━━ STORED RECORDS ━━

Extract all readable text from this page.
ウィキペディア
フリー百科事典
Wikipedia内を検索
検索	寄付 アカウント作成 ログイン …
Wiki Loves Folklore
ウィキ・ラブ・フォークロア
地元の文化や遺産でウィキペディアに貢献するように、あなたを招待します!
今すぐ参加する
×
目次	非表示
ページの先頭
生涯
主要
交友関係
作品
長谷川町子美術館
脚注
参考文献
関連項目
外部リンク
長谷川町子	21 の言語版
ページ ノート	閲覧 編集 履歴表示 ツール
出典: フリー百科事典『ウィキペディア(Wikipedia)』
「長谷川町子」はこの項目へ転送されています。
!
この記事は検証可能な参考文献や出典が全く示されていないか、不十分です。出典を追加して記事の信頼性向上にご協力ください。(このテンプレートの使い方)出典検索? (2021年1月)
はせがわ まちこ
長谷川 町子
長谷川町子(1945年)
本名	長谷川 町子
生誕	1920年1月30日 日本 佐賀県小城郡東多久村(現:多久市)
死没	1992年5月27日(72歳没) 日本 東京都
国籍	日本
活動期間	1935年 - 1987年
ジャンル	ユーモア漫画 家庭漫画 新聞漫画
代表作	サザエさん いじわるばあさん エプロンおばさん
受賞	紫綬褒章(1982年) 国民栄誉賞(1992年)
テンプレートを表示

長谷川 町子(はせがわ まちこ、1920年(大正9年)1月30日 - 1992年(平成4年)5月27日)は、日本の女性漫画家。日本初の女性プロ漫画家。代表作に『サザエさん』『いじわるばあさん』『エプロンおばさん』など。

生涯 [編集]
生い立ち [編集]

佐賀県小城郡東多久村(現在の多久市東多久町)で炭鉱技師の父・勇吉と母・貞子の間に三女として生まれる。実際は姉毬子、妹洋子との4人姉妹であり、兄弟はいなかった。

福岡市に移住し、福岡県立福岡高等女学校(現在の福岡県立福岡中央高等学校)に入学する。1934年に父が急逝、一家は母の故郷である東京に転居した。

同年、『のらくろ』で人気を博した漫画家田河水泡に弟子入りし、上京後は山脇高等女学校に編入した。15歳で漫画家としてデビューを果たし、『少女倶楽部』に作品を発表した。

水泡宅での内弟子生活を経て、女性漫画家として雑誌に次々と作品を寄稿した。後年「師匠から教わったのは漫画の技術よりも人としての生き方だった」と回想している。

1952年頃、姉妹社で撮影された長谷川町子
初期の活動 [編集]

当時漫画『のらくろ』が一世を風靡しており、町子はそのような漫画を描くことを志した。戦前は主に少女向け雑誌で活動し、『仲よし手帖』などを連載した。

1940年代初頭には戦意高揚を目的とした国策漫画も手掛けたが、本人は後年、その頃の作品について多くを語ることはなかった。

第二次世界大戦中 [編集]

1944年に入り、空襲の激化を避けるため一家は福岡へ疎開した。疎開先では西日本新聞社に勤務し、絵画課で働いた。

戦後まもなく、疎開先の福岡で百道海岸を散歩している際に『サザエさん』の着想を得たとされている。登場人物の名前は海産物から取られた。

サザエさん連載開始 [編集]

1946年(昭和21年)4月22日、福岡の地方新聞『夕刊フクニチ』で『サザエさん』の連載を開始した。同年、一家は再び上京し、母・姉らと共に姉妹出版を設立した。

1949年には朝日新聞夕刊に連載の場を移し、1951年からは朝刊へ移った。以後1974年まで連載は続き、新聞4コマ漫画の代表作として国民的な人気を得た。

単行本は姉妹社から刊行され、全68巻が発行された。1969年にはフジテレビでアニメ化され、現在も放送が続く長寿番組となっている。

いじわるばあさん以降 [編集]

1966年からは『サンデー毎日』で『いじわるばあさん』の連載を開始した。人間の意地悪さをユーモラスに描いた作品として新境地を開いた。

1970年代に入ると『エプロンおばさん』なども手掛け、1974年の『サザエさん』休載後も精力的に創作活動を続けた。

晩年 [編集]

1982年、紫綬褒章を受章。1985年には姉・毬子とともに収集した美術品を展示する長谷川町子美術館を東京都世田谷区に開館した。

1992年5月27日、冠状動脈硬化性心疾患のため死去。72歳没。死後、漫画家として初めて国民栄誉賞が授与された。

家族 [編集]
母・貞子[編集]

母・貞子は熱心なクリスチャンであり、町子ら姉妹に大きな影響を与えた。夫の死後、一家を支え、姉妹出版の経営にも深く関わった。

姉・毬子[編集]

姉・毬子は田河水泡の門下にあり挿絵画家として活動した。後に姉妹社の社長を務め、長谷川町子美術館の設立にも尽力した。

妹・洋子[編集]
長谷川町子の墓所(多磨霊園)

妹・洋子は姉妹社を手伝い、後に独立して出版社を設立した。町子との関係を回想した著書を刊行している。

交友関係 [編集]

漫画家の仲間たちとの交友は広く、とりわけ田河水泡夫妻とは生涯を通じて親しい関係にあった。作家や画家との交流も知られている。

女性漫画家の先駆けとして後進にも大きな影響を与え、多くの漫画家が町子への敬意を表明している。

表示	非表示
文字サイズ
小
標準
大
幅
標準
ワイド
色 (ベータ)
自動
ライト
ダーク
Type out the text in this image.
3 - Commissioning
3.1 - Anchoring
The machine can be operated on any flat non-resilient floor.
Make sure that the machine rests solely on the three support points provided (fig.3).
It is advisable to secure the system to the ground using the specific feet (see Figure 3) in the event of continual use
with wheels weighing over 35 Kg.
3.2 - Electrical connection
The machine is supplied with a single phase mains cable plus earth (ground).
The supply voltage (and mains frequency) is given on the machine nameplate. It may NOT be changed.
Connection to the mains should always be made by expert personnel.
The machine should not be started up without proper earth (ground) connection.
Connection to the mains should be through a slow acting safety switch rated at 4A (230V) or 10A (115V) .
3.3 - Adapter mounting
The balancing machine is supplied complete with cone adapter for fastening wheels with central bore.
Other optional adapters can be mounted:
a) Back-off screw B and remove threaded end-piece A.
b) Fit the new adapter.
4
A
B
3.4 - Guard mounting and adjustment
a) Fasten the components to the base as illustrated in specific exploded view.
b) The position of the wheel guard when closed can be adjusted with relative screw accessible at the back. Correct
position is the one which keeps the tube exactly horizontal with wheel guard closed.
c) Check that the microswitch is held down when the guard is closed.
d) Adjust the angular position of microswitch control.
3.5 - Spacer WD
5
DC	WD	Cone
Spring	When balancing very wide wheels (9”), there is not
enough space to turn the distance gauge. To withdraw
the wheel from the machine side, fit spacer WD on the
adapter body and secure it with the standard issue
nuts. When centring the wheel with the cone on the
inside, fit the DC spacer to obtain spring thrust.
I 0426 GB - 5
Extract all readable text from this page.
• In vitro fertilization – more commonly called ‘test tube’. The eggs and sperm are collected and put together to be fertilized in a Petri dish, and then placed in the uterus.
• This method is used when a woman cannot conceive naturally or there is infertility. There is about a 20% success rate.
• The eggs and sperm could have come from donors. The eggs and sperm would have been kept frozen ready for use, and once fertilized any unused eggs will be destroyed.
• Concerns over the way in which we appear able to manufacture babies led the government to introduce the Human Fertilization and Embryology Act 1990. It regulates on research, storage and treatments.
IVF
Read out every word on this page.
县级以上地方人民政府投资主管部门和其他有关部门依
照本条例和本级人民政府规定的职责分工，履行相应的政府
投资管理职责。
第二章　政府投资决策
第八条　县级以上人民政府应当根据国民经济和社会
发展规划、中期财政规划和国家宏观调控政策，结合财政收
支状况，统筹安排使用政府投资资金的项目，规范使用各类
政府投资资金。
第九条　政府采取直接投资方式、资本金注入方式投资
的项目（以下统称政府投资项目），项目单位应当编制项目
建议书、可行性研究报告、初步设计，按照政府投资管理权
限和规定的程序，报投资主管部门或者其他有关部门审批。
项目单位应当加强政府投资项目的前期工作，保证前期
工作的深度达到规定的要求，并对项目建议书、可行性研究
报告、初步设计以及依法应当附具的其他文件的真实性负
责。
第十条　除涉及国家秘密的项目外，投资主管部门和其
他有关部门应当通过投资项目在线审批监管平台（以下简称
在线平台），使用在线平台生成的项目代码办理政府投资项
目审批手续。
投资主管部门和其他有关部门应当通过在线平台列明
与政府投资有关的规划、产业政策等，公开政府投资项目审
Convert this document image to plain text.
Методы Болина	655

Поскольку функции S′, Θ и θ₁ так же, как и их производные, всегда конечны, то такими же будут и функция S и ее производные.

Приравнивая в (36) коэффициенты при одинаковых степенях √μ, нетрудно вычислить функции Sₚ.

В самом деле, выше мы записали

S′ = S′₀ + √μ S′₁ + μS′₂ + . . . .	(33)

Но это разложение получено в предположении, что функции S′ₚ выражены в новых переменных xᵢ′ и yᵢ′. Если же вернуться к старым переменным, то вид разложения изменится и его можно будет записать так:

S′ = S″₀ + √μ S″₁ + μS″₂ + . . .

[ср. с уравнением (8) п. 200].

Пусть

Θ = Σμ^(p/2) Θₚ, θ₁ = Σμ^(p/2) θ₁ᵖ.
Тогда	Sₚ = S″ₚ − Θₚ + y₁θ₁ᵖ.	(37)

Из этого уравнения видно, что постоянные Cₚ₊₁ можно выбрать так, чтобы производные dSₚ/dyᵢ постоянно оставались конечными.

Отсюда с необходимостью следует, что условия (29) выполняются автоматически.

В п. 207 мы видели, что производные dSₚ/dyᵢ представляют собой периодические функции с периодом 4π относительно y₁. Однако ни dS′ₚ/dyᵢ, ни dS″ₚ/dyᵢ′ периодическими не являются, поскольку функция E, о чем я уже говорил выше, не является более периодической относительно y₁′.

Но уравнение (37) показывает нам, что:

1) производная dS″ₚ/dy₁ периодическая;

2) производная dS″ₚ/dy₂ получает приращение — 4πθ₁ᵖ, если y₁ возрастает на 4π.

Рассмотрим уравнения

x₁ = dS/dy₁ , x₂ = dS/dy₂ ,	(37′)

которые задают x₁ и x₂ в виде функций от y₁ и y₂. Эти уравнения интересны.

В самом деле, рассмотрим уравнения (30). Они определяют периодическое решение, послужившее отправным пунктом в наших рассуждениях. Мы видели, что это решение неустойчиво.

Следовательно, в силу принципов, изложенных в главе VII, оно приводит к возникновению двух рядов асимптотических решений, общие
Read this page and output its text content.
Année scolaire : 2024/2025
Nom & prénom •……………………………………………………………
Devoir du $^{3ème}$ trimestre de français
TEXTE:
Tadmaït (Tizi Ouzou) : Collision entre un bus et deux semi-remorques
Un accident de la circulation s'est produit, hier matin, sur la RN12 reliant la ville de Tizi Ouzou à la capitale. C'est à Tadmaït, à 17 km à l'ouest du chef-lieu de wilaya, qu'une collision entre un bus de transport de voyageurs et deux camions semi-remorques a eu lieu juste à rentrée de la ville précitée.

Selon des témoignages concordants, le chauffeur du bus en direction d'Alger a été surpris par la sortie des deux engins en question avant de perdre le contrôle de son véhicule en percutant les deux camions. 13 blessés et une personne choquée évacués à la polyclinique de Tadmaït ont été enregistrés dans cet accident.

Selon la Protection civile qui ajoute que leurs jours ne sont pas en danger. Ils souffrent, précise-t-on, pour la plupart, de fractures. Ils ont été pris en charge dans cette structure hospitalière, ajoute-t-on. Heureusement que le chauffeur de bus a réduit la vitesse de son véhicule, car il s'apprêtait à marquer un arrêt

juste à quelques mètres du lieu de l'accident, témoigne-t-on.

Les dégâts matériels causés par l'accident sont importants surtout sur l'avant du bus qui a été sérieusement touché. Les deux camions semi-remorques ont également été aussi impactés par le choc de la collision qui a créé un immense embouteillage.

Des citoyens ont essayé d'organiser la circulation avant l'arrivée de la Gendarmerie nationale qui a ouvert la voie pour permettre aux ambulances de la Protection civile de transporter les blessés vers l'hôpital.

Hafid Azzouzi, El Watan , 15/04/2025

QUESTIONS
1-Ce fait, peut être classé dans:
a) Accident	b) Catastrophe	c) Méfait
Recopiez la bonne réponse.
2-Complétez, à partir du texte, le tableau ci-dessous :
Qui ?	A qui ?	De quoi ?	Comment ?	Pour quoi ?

━━━

◆ **AIM**:
Give the count of lines in the data shown above that contain "функция", and nothing else.

◆ **COMPLETE ANSWER**:
2